╭─ Stored data

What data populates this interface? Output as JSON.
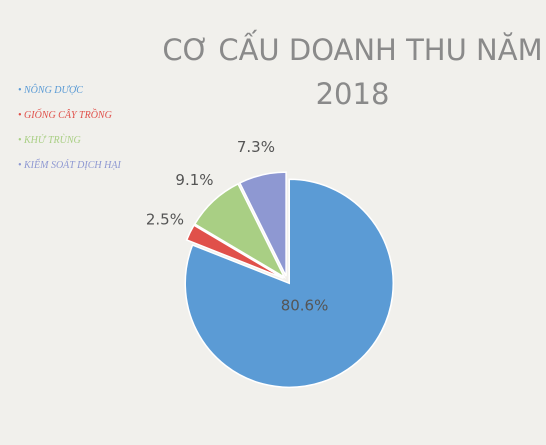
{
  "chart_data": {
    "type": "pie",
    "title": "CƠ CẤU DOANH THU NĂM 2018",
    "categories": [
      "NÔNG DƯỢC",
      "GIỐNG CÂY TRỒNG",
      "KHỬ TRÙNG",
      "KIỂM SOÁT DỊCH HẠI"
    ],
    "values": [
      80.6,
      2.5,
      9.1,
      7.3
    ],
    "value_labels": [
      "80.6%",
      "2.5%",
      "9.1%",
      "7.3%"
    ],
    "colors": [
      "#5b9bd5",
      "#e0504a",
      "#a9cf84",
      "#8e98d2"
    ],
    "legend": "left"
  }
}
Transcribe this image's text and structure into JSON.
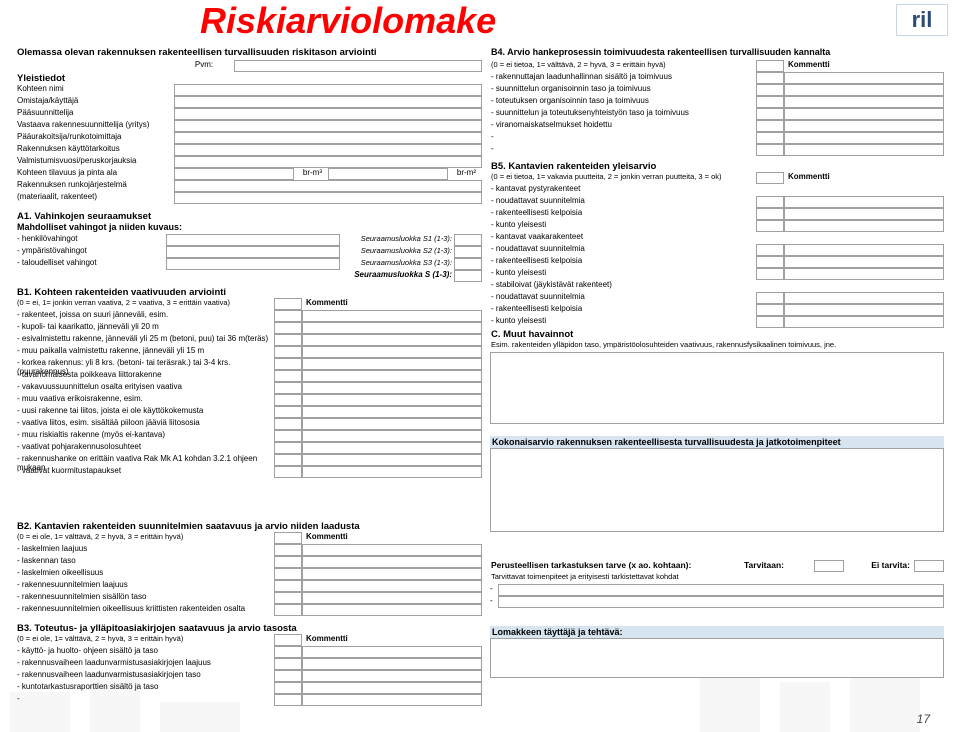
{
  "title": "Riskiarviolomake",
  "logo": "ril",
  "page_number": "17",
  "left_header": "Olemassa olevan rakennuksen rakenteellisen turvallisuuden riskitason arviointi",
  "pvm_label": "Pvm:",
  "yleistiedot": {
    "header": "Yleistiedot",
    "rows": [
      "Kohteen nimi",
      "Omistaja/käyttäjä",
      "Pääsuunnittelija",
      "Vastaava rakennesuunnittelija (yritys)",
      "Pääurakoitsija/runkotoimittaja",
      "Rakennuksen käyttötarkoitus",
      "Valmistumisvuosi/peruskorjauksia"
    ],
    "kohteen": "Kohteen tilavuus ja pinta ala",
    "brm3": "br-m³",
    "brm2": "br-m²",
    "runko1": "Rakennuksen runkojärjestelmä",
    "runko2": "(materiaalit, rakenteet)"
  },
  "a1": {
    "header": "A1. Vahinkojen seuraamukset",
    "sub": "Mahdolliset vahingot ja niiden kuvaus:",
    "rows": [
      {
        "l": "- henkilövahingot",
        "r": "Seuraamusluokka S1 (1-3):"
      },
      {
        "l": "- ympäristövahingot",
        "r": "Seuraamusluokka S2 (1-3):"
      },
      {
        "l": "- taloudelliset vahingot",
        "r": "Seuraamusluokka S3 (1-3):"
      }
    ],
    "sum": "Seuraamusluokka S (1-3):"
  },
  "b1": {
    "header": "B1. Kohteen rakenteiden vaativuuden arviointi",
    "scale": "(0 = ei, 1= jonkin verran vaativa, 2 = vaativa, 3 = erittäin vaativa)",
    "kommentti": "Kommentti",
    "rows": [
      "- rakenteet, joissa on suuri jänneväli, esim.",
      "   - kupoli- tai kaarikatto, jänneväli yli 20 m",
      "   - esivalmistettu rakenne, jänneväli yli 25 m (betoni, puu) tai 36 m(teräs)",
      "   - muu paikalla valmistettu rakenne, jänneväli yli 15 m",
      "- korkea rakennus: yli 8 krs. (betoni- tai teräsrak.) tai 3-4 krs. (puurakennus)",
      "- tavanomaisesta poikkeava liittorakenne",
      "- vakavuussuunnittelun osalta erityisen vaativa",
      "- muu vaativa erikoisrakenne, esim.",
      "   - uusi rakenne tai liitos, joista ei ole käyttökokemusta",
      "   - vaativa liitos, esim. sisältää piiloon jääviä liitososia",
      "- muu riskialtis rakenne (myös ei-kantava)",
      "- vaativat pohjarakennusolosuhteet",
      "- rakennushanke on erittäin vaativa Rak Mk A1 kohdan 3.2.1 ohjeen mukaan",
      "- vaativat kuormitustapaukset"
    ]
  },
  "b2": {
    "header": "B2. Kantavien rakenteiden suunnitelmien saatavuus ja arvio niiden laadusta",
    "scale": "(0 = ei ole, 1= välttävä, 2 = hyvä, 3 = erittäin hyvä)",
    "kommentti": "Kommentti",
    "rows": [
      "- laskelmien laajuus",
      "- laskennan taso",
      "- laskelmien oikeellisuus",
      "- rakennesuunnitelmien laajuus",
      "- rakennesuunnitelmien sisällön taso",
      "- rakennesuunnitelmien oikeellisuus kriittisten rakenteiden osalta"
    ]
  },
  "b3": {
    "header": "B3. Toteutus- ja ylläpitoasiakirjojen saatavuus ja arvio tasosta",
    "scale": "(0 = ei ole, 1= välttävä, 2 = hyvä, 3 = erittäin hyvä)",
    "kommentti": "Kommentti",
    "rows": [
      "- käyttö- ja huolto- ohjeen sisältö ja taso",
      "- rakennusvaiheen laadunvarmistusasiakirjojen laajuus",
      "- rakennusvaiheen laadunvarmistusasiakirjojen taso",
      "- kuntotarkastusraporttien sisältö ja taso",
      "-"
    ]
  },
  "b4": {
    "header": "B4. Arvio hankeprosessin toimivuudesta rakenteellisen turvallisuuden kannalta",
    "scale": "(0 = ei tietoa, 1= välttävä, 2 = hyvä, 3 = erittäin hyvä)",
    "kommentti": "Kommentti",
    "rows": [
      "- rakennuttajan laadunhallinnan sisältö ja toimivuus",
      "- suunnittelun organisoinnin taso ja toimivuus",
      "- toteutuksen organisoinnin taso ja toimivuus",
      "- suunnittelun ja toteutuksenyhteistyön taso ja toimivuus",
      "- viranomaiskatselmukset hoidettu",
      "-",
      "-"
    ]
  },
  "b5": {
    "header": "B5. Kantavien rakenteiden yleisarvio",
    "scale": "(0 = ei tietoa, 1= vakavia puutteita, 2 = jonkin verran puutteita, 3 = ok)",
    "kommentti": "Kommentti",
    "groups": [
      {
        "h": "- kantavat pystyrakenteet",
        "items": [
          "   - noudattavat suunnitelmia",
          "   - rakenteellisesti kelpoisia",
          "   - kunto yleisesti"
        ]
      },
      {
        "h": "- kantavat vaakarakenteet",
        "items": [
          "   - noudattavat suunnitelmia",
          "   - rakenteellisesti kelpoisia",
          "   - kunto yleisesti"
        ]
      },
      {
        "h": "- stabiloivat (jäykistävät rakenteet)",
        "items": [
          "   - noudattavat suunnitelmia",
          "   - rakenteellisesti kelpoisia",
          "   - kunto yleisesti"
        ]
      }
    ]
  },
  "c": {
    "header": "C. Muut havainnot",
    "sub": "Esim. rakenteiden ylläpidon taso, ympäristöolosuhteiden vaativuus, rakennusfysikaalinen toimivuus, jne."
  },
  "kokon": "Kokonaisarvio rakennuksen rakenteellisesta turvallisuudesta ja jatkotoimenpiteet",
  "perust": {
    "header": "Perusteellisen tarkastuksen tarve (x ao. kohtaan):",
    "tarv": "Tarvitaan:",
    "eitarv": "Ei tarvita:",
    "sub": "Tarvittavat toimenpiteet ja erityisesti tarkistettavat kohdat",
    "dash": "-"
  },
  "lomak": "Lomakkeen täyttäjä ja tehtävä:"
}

╰─

Locate all lines that include the word "niiden" and copy them out.

Written reply:
    "sub": "Mahdolliset vahingot ja niiden kuvaus:",
    "header": "B2. Kantavien rakenteiden suunnitelmien saatavuus ja arvio niiden laadusta",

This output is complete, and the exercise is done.